* Stored rows:
┌────────
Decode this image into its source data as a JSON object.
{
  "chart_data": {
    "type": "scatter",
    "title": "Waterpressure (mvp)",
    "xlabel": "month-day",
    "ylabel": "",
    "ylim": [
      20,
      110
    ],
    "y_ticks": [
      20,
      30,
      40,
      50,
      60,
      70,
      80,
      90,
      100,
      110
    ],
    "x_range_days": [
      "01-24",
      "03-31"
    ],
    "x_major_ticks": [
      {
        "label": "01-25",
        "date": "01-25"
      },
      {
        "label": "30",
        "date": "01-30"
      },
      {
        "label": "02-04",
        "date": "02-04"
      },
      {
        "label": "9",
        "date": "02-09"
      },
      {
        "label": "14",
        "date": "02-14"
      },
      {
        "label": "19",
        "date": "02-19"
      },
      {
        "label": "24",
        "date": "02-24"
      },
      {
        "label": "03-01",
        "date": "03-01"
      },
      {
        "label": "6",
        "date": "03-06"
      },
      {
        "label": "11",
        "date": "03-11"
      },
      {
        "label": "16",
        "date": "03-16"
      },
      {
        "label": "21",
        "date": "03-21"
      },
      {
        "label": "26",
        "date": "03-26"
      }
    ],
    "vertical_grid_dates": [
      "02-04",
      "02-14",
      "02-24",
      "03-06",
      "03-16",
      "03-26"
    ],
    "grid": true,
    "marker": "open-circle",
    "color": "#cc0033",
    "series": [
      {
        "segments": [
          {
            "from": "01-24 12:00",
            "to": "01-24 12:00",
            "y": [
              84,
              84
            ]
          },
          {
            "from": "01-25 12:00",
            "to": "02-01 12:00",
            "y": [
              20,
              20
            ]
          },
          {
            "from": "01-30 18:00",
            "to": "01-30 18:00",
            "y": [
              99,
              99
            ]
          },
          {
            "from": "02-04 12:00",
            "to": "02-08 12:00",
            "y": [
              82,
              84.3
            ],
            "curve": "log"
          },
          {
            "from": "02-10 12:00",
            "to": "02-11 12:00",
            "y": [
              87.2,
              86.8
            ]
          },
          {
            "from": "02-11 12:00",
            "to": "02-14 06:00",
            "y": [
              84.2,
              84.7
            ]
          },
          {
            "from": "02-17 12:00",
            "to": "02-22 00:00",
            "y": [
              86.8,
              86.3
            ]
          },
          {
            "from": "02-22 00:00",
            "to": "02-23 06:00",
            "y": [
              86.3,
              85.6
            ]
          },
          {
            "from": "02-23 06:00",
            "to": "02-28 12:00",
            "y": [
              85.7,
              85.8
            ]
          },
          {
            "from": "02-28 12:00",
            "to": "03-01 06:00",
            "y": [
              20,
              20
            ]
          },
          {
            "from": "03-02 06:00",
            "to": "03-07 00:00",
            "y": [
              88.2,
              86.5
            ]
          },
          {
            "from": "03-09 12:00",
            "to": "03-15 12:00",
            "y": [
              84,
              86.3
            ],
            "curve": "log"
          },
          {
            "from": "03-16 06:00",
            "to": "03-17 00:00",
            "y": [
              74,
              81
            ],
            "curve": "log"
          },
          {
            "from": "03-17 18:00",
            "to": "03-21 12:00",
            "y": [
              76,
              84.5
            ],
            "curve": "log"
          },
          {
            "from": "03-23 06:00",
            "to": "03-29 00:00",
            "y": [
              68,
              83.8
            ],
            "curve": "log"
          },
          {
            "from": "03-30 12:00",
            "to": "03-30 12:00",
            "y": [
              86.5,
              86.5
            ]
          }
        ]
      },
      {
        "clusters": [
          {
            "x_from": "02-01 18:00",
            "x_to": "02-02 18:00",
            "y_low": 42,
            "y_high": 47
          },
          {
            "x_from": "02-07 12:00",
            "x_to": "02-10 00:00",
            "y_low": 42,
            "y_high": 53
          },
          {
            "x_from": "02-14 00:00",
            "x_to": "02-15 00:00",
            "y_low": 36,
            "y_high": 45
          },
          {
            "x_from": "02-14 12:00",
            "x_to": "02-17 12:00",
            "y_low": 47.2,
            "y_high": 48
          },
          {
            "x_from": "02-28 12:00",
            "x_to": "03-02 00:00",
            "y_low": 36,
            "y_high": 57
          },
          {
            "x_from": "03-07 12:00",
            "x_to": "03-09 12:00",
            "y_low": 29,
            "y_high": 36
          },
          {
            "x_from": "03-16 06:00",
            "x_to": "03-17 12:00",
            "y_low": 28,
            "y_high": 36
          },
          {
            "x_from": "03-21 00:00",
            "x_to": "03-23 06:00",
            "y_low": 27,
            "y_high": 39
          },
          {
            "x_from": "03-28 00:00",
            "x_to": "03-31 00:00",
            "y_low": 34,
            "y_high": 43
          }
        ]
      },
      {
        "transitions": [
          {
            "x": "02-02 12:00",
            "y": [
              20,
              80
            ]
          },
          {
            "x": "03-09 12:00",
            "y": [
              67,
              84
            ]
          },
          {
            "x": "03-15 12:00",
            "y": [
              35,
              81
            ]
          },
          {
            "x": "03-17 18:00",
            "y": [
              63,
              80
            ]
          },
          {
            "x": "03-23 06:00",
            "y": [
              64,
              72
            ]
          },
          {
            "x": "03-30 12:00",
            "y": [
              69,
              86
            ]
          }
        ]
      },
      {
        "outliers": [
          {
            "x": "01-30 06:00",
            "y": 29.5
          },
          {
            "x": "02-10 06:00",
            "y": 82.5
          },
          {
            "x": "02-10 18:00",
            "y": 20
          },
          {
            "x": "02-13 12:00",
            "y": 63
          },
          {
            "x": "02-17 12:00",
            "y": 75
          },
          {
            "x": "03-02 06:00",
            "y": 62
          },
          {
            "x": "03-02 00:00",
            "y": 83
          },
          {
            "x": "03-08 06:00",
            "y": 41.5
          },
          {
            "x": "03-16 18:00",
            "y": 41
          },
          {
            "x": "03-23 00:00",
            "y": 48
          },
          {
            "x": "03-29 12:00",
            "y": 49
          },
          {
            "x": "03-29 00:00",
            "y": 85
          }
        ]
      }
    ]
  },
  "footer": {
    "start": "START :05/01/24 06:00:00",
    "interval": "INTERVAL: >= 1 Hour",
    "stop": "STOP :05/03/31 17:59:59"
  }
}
└────────
* Exercise aim: Print the material above once more, exactly.

* Reply:
Decode this image into its source data as a JSON object.
{
  "chart_data": {
    "type": "scatter",
    "title": "Waterpressure (mvp)",
    "xlabel": "month-day",
    "ylabel": "",
    "ylim": [
      20,
      110
    ],
    "y_ticks": [
      20,
      30,
      40,
      50,
      60,
      70,
      80,
      90,
      100,
      110
    ],
    "x_range_days": [
      "01-24",
      "03-31"
    ],
    "x_major_ticks": [
      {
        "label": "01-25",
        "date": "01-25"
      },
      {
        "label": "30",
        "date": "01-30"
      },
      {
        "label": "02-04",
        "date": "02-04"
      },
      {
        "label": "9",
        "date": "02-09"
      },
      {
        "label": "14",
        "date": "02-14"
      },
      {
        "label": "19",
        "date": "02-19"
      },
      {
        "label": "24",
        "date": "02-24"
      },
      {
        "label": "03-01",
        "date": "03-01"
      },
      {
        "label": "6",
        "date": "03-06"
      },
      {
        "label": "11",
        "date": "03-11"
      },
      {
        "label": "16",
        "date": "03-16"
      },
      {
        "label": "21",
        "date": "03-21"
      },
      {
        "label": "26",
        "date": "03-26"
      }
    ],
    "vertical_grid_dates": [
      "02-04",
      "02-14",
      "02-24",
      "03-06",
      "03-16",
      "03-26"
    ],
    "grid": true,
    "marker": "open-circle",
    "color": "#cc0033",
    "series": [
      {
        "segments": [
          {
            "from": "01-24 12:00",
            "to": "01-24 12:00",
            "y": [
              84,
              84
            ]
          },
          {
            "from": "01-25 12:00",
            "to": "02-01 12:00",
            "y": [
              20,
              20
            ]
          },
          {
            "from": "01-30 18:00",
            "to": "01-30 18:00",
            "y": [
              99,
              99
            ]
          },
          {
            "from": "02-04 12:00",
            "to": "02-08 12:00",
            "y": [
              82,
              84.3
            ],
            "curve": "log"
          },
          {
            "from": "02-10 12:00",
            "to": "02-11 12:00",
            "y": [
              87.2,
              86.8
            ]
          },
          {
            "from": "02-11 12:00",
            "to": "02-14 06:00",
            "y": [
              84.2,
              84.7
            ]
          },
          {
            "from": "02-17 12:00",
            "to": "02-22 00:00",
            "y": [
              86.8,
              86.3
            ]
          },
          {
            "from": "02-22 00:00",
            "to": "02-23 06:00",
            "y": [
              86.3,
              85.6
            ]
          },
          {
            "from": "02-23 06:00",
            "to": "02-28 12:00",
            "y": [
              85.7,
              85.8
            ]
          },
          {
            "from": "02-28 12:00",
            "to": "03-01 06:00",
            "y": [
              20,
              20
            ]
          },
          {
            "from": "03-02 06:00",
            "to": "03-07 00:00",
            "y": [
              88.2,
              86.5
            ]
          },
          {
            "from": "03-09 12:00",
            "to": "03-15 12:00",
            "y": [
              84,
              86.3
            ],
            "curve": "log"
          },
          {
            "from": "03-16 06:00",
            "to": "03-17 00:00",
            "y": [
              74,
              81
            ],
            "curve": "log"
          },
          {
            "from": "03-17 18:00",
            "to": "03-21 12:00",
            "y": [
              76,
              84.5
            ],
            "curve": "log"
          },
          {
            "from": "03-23 06:00",
            "to": "03-29 00:00",
            "y": [
              68,
              83.8
            ],
            "curve": "log"
          },
          {
            "from": "03-30 12:00",
            "to": "03-30 12:00",
            "y": [
              86.5,
              86.5
            ]
          }
        ]
      },
      {
        "clusters": [
          {
            "x_from": "02-01 18:00",
            "x_to": "02-02 18:00",
            "y_low": 42,
            "y_high": 47
          },
          {
            "x_from": "02-07 12:00",
            "x_to": "02-10 00:00",
            "y_low": 42,
            "y_high": 53
          },
          {
            "x_from": "02-14 00:00",
            "x_to": "02-15 00:00",
            "y_low": 36,
            "y_high": 45
          },
          {
            "x_from": "02-14 12:00",
            "x_to": "02-17 12:00",
            "y_low": 47.2,
            "y_high": 48
          },
          {
            "x_from": "02-28 12:00",
            "x_to": "03-02 00:00",
            "y_low": 36,
            "y_high": 57
          },
          {
            "x_from": "03-07 12:00",
            "x_to": "03-09 12:00",
            "y_low": 29,
            "y_high": 36
          },
          {
            "x_from": "03-16 06:00",
            "x_to": "03-17 12:00",
            "y_low": 28,
            "y_high": 36
          },
          {
            "x_from": "03-21 00:00",
            "x_to": "03-23 06:00",
            "y_low": 27,
            "y_high": 39
          },
          {
            "x_from": "03-28 00:00",
            "x_to": "03-31 00:00",
            "y_low": 34,
            "y_high": 43
          }
        ]
      },
      {
        "transitions": [
          {
            "x": "02-02 12:00",
            "y": [
              20,
              80
            ]
          },
          {
            "x": "03-09 12:00",
            "y": [
              67,
              84
            ]
          },
          {
            "x": "03-15 12:00",
            "y": [
              35,
              81
            ]
          },
          {
            "x": "03-17 18:00",
            "y": [
              63,
              80
            ]
          },
          {
            "x": "03-23 06:00",
            "y": [
              64,
              72
            ]
          },
          {
            "x": "03-30 12:00",
            "y": [
              69,
              86
            ]
          }
        ]
      },
      {
        "outliers": [
          {
            "x": "01-30 06:00",
            "y": 29.5
          },
          {
            "x": "02-10 06:00",
            "y": 82.5
          },
          {
            "x": "02-10 18:00",
            "y": 20
          },
          {
            "x": "02-13 12:00",
            "y": 63
          },
          {
            "x": "02-17 12:00",
            "y": 75
          },
          {
            "x": "03-02 06:00",
            "y": 62
          },
          {
            "x": "03-02 00:00",
            "y": 83
          },
          {
            "x": "03-08 06:00",
            "y": 41.5
          },
          {
            "x": "03-16 18:00",
            "y": 41
          },
          {
            "x": "03-23 00:00",
            "y": 48
          },
          {
            "x": "03-29 12:00",
            "y": 49
          },
          {
            "x": "03-29 00:00",
            "y": 85
          }
        ]
      }
    ]
  },
  "footer": {
    "start": "START :05/01/24 06:00:00",
    "interval": "INTERVAL: >= 1 Hour",
    "stop": "STOP :05/03/31 17:59:59"
  }
}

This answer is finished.